:: Records to use ::

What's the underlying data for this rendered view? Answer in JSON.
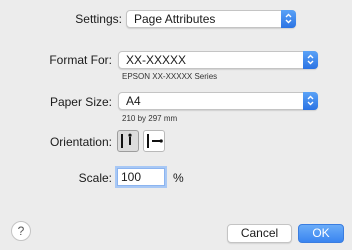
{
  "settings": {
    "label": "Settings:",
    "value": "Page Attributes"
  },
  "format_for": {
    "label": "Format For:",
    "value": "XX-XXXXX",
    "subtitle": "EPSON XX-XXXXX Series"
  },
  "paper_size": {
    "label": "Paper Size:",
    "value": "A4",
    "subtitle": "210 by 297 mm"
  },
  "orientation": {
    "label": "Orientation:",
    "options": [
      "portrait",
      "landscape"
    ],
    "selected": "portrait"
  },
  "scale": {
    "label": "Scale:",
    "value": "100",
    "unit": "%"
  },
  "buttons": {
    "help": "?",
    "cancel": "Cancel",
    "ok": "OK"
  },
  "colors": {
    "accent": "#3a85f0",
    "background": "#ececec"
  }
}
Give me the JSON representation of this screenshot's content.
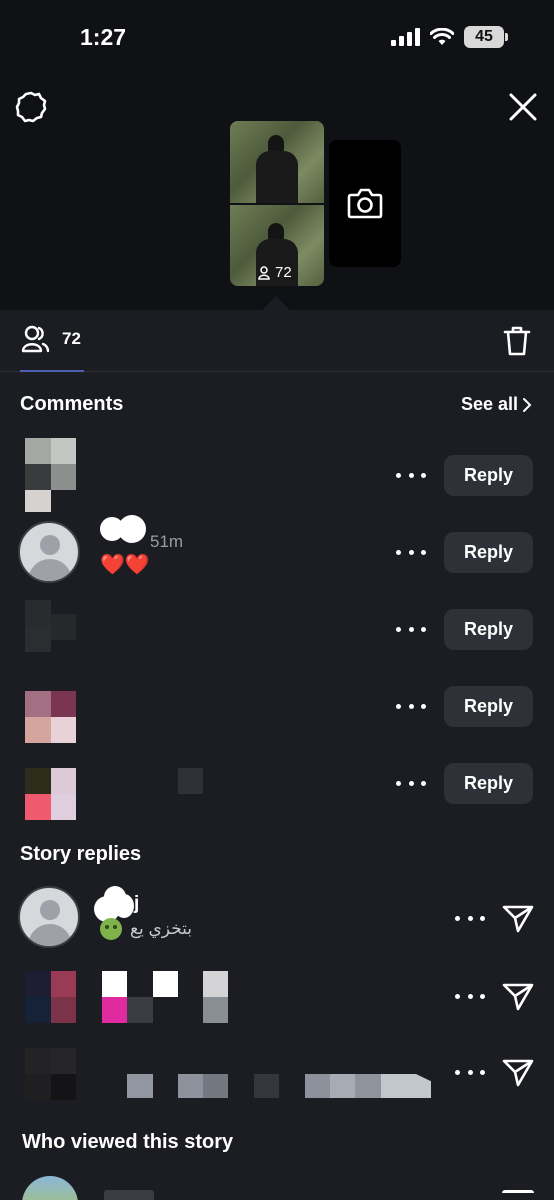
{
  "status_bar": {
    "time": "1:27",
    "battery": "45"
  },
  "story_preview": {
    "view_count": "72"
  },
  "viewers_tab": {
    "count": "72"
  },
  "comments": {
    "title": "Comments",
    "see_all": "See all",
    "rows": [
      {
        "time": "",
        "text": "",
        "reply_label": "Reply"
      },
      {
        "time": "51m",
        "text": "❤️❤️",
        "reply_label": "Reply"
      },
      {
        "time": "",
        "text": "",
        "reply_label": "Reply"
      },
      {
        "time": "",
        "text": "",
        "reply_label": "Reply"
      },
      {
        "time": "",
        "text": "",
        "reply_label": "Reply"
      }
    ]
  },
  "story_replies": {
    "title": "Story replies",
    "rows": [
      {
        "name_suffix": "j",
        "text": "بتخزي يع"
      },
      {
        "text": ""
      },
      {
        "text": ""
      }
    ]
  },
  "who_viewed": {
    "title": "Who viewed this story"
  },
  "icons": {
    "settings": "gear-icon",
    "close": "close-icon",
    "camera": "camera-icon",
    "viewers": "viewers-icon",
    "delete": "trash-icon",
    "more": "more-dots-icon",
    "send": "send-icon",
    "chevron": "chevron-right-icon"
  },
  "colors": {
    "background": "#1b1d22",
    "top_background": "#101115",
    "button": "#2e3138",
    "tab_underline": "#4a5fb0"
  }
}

:::

In the listing above, locate each line with "this" and copy it.

Problem solution »
What's the underlying data for this rendered view? Answer in JSON.
Give me the JSON representation of this screenshot's content.
    "title": "Who viewed this story"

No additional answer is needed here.